Task objective
Repeat each entry in full, exactly.

Dataset
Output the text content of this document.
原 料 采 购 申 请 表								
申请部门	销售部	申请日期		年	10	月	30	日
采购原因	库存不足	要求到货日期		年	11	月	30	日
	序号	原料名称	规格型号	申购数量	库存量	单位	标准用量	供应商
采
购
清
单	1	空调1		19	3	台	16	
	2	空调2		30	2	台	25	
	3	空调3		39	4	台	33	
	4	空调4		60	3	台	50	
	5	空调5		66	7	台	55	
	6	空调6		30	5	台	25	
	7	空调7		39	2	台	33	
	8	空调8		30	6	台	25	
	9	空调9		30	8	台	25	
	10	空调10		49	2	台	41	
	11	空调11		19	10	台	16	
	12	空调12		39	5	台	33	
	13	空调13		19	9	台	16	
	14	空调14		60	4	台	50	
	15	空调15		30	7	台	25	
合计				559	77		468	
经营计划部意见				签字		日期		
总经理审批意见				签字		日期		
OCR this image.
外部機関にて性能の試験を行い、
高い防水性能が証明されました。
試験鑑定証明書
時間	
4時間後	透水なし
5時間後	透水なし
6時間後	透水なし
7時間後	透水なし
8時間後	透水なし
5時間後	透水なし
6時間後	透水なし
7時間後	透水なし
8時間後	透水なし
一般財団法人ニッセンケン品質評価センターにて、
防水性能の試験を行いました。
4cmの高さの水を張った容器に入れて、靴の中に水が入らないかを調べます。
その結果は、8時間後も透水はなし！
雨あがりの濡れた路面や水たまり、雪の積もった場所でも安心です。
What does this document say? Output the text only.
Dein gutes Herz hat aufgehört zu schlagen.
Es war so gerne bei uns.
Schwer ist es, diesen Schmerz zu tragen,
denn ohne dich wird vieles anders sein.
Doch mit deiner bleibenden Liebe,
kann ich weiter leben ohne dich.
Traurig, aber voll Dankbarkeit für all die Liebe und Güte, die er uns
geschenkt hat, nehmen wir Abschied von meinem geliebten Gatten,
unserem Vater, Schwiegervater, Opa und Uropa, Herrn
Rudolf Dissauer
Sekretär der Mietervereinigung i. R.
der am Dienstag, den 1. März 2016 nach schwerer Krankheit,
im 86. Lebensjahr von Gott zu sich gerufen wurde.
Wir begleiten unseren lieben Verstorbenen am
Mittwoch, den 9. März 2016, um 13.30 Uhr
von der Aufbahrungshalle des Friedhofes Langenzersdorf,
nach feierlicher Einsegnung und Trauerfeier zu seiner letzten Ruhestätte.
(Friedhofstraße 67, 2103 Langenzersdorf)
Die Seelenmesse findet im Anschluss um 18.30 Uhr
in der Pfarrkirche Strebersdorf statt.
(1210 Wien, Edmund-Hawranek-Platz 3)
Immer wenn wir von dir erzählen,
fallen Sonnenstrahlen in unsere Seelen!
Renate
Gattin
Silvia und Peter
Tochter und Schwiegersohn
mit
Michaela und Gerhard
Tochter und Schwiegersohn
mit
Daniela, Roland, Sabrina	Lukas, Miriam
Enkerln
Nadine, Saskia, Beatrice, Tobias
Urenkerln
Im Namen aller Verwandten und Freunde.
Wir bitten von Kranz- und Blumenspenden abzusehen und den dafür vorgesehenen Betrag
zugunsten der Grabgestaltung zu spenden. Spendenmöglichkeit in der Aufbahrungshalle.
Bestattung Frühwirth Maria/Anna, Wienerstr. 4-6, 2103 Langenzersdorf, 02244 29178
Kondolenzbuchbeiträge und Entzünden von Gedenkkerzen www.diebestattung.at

Finished exercise
Output the text content of this document.
原 料 采 购 申 请 表								
申请部门	销售部	申请日期		年	10	月	30	日
采购原因	库存不足	要求到货日期		年	11	月	30	日
	序号	原料名称	规格型号	申购数量	库存量	单位	标准用量	供应商
采
购
清
单	1	空调1		19	3	台	16	
	2	空调2		30	2	台	25	
	3	空调3		39	4	台	33	
	4	空调4		60	3	台	50	
	5	空调5		66	7	台	55	
	6	空调6		30	5	台	25	
	7	空调7		39	2	台	33	
	8	空调8		30	6	台	25	
	9	空调9		30	8	台	25	
	10	空调10		49	2	台	41	
	11	空调11		19	10	台	16	
	12	空调12		39	5	台	33	
	13	空调13		19	9	台	16	
	14	空调14		60	4	台	50	
	15	空调15		30	7	台	25	
合计				559	77		468	
经营计划部意见				签字		日期		
总经理审批意见				签字		日期		
OCR this image.
外部機関にて性能の試験を行い、
高い防水性能が証明されました。
試験鑑定証明書
時間	
4時間後	透水なし
5時間後	透水なし
6時間後	透水なし
7時間後	透水なし
8時間後	透水なし
5時間後	透水なし
6時間後	透水なし
7時間後	透水なし
8時間後	透水なし
一般財団法人ニッセンケン品質評価センターにて、
防水性能の試験を行いました。
4cmの高さの水を張った容器に入れて、靴の中に水が入らないかを調べます。
その結果は、8時間後も透水はなし！
雨あがりの濡れた路面や水たまり、雪の積もった場所でも安心です。
What does this document say? Output the text only.
Dein gutes Herz hat aufgehört zu schlagen.
Es war so gerne bei uns.
Schwer ist es, diesen Schmerz zu tragen,
denn ohne dich wird vieles anders sein.
Doch mit deiner bleibenden Liebe,
kann ich weiter leben ohne dich.
Traurig, aber voll Dankbarkeit für all die Liebe und Güte, die er uns
geschenkt hat, nehmen wir Abschied von meinem geliebten Gatten,
unserem Vater, Schwiegervater, Opa und Uropa, Herrn
Rudolf Dissauer
Sekretär der Mietervereinigung i. R.
der am Dienstag, den 1. März 2016 nach schwerer Krankheit,
im 86. Lebensjahr von Gott zu sich gerufen wurde.
Wir begleiten unseren lieben Verstorbenen am
Mittwoch, den 9. März 2016, um 13.30 Uhr
von der Aufbahrungshalle des Friedhofes Langenzersdorf,
nach feierlicher Einsegnung und Trauerfeier zu seiner letzten Ruhestätte.
(Friedhofstraße 67, 2103 Langenzersdorf)
Die Seelenmesse findet im Anschluss um 18.30 Uhr
in der Pfarrkirche Strebersdorf statt.
(1210 Wien, Edmund-Hawranek-Platz 3)
Immer wenn wir von dir erzählen,
fallen Sonnenstrahlen in unsere Seelen!
Renate
Gattin
Silvia und Peter
Tochter und Schwiegersohn
mit
Michaela und Gerhard
Tochter und Schwiegersohn
mit
Daniela, Roland, Sabrina	Lukas, Miriam
Enkerln
Nadine, Saskia, Beatrice, Tobias
Urenkerln
Im Namen aller Verwandten und Freunde.
Wir bitten von Kranz- und Blumenspenden abzusehen und den dafür vorgesehenen Betrag
zugunsten der Grabgestaltung zu spenden. Spendenmöglichkeit in der Aufbahrungshalle.
Bestattung Frühwirth Maria/Anna, Wienerstr. 4-6, 2103 Langenzersdorf, 02244 29178
Kondolenzbuchbeiträge und Entzünden von Gedenkkerzen www.diebestattung.at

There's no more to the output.